— Written problem —
Type out all the records word for word. Any pictures are to be left out.
--------------------
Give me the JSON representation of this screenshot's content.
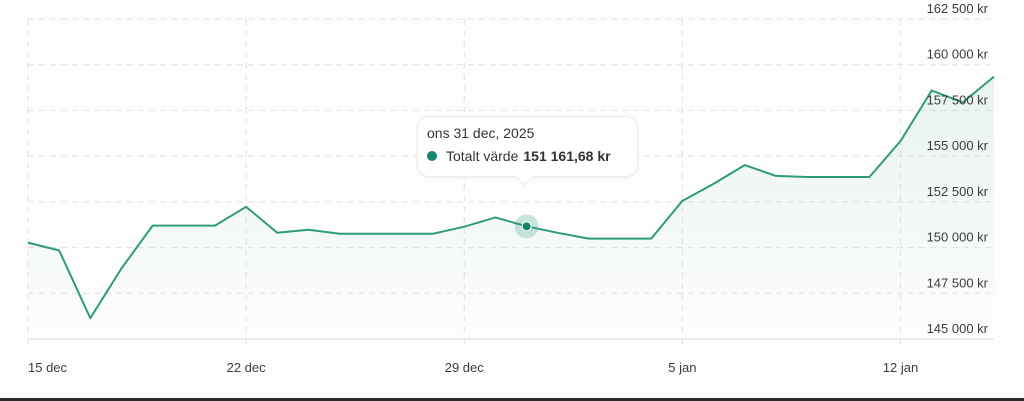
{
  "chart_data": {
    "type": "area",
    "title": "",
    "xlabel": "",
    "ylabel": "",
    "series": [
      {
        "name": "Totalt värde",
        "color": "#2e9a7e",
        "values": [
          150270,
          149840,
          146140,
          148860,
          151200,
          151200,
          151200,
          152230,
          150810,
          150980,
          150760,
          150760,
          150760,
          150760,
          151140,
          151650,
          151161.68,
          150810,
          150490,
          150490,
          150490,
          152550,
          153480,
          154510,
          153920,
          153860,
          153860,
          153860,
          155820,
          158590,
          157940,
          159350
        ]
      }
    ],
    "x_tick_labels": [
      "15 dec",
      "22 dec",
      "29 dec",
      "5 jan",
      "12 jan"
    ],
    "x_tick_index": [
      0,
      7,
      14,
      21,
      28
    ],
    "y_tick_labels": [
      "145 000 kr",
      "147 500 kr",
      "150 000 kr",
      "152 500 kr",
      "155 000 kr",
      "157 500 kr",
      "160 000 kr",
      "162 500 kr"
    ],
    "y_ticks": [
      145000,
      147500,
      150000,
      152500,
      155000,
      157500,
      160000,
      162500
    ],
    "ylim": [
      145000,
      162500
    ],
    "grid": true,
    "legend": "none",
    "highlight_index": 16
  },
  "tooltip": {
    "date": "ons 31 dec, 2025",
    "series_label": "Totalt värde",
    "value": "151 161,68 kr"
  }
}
--------------------
— Written answer —
Give me the JSON representation of this screenshot's content.
{
  "chart_data": {
    "type": "area",
    "title": "",
    "xlabel": "",
    "ylabel": "",
    "series": [
      {
        "name": "Totalt värde",
        "color": "#2e9a7e",
        "values": [
          150270,
          149840,
          146140,
          148860,
          151200,
          151200,
          151200,
          152230,
          150810,
          150980,
          150760,
          150760,
          150760,
          150760,
          151140,
          151650,
          151161.68,
          150810,
          150490,
          150490,
          150490,
          152550,
          153480,
          154510,
          153920,
          153860,
          153860,
          153860,
          155820,
          158590,
          157940,
          159350
        ]
      }
    ],
    "x_tick_labels": [
      "15 dec",
      "22 dec",
      "29 dec",
      "5 jan",
      "12 jan"
    ],
    "x_tick_index": [
      0,
      7,
      14,
      21,
      28
    ],
    "y_tick_labels": [
      "145 000 kr",
      "147 500 kr",
      "150 000 kr",
      "152 500 kr",
      "155 000 kr",
      "157 500 kr",
      "160 000 kr",
      "162 500 kr"
    ],
    "y_ticks": [
      145000,
      147500,
      150000,
      152500,
      155000,
      157500,
      160000,
      162500
    ],
    "ylim": [
      145000,
      162500
    ],
    "grid": true,
    "legend": "none",
    "highlight_index": 16
  },
  "tooltip": {
    "date": "ons 31 dec, 2025",
    "series_label": "Totalt värde",
    "value": "151 161,68 kr"
  }
}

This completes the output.